***** Raw records *****
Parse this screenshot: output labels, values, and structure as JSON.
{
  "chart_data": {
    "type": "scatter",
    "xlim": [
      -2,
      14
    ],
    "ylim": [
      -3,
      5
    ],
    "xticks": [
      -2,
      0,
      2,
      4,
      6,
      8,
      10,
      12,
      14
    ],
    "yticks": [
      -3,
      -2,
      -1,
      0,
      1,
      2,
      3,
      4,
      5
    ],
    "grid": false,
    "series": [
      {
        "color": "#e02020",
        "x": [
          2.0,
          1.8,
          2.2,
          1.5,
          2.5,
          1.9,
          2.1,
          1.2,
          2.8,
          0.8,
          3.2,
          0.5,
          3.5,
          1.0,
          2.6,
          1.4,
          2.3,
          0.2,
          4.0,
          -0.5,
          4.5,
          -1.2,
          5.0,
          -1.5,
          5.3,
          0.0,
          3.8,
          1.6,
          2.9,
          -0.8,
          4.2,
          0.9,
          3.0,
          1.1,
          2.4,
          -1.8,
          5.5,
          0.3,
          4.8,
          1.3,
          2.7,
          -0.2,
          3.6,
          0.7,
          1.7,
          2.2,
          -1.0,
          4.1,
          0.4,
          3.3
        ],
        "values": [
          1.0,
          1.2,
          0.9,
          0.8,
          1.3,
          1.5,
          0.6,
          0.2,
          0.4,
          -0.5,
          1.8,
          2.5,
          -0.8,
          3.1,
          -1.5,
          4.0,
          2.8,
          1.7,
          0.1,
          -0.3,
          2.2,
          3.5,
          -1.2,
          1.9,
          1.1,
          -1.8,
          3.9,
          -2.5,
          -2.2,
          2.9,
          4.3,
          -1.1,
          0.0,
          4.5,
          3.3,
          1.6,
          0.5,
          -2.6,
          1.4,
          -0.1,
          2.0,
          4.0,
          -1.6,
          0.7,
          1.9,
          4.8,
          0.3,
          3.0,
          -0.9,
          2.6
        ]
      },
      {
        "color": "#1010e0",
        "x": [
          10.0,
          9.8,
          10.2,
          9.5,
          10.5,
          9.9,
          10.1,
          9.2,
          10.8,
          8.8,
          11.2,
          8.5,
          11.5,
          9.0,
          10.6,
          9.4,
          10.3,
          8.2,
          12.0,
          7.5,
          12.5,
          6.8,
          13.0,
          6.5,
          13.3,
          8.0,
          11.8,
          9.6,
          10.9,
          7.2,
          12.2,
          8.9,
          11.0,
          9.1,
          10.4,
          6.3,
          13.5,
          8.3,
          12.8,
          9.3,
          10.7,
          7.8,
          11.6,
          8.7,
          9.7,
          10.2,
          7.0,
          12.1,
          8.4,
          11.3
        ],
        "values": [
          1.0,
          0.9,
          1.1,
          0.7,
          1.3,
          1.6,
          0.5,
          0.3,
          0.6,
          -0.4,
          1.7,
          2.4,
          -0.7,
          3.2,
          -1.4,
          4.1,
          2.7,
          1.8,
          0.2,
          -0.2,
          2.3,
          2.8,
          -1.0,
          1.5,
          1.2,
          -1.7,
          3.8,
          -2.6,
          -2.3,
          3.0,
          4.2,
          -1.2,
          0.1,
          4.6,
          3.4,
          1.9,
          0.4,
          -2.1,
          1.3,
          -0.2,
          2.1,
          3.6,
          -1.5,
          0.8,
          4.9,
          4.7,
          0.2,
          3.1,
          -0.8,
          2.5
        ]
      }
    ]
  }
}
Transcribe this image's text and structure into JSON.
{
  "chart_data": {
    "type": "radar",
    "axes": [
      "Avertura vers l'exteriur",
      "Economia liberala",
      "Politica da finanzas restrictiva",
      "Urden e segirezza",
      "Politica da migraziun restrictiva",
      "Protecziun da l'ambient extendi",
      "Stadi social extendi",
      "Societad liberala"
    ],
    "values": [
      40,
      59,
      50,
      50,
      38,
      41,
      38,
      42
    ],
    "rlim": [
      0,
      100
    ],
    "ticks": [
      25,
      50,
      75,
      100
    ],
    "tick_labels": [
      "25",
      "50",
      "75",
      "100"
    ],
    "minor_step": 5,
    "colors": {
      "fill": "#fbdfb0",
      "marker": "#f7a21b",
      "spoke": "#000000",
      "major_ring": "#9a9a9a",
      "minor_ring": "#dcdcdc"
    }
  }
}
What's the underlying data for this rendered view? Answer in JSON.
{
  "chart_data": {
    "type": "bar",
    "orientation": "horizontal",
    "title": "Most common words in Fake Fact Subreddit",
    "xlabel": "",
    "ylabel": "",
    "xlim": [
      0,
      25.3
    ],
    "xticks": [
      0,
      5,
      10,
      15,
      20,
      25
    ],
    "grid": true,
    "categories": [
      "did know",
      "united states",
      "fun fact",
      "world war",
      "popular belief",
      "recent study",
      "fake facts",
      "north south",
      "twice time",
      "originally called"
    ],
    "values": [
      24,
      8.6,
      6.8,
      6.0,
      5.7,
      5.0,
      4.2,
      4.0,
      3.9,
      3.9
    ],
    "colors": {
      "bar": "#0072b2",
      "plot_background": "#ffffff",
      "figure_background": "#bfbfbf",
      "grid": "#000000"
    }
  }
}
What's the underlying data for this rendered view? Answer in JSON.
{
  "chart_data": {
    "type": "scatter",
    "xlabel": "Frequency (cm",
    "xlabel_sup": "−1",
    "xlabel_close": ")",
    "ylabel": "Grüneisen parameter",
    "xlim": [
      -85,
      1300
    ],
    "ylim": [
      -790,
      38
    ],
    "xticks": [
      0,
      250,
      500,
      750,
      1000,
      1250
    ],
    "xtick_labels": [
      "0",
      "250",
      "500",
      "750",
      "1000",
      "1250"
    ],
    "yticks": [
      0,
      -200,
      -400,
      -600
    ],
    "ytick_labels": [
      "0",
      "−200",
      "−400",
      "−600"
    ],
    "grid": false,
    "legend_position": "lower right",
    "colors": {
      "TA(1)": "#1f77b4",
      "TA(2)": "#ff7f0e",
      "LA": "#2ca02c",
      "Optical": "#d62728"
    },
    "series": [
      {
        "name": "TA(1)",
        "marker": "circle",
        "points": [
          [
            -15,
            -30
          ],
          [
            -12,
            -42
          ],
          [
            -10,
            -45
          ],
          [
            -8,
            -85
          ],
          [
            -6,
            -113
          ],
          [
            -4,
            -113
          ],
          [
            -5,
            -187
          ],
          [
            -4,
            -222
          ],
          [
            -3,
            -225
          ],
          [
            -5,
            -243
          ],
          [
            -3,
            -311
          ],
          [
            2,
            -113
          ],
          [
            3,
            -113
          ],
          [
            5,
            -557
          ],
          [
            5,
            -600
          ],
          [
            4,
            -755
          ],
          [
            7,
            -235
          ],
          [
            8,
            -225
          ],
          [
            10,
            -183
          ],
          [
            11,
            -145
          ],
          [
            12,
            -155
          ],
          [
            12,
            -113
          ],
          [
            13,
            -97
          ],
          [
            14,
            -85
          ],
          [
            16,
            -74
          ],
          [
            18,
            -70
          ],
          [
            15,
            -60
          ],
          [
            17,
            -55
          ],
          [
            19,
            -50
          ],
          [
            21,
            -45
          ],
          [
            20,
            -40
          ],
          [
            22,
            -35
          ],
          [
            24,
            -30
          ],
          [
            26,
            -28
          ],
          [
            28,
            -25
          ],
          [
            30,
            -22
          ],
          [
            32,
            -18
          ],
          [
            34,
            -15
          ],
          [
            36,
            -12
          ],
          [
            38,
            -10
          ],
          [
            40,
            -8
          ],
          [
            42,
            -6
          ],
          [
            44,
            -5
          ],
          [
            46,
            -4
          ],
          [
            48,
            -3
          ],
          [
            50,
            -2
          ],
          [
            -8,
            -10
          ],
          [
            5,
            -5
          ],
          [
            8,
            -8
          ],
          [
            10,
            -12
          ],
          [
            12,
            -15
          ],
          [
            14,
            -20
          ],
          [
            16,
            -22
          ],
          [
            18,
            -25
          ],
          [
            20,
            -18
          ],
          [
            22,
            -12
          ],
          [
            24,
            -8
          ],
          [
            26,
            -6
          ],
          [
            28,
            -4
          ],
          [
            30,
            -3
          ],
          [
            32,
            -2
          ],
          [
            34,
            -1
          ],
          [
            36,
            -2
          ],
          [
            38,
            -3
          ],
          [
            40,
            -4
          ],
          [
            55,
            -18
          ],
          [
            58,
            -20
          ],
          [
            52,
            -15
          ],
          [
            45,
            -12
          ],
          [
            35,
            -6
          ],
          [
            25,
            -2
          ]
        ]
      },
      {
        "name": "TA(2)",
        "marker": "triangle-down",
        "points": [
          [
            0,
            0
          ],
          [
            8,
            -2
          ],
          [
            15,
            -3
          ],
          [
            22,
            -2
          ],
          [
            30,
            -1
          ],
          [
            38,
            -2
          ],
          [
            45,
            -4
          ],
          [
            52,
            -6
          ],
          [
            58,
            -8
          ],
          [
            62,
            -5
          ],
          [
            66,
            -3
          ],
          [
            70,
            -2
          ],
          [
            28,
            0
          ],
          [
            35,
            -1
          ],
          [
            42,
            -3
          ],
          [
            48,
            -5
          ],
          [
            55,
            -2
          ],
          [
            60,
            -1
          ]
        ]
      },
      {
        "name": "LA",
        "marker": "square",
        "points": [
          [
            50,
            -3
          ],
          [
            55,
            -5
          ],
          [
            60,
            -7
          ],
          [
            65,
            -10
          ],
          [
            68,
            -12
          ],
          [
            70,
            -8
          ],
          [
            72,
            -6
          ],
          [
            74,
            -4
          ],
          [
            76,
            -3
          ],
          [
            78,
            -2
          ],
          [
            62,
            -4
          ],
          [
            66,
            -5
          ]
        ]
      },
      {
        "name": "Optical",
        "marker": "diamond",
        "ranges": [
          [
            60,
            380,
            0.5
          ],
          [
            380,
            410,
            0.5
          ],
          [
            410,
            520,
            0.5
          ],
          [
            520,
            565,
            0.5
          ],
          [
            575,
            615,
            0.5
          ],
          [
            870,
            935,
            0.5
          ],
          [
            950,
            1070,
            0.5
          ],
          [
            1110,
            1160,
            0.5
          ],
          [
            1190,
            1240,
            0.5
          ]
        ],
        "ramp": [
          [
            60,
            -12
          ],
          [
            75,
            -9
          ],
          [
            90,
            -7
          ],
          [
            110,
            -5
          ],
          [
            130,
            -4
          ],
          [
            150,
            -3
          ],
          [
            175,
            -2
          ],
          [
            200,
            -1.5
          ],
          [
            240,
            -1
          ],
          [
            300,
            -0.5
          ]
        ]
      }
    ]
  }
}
*****
--- What to produce ---
Find each line holding the string "name" and copy it out.

--- Task response ---
        "name": "TA(1)",
        "name": "TA(2)",
        "name": "LA",
        "name": "Optical",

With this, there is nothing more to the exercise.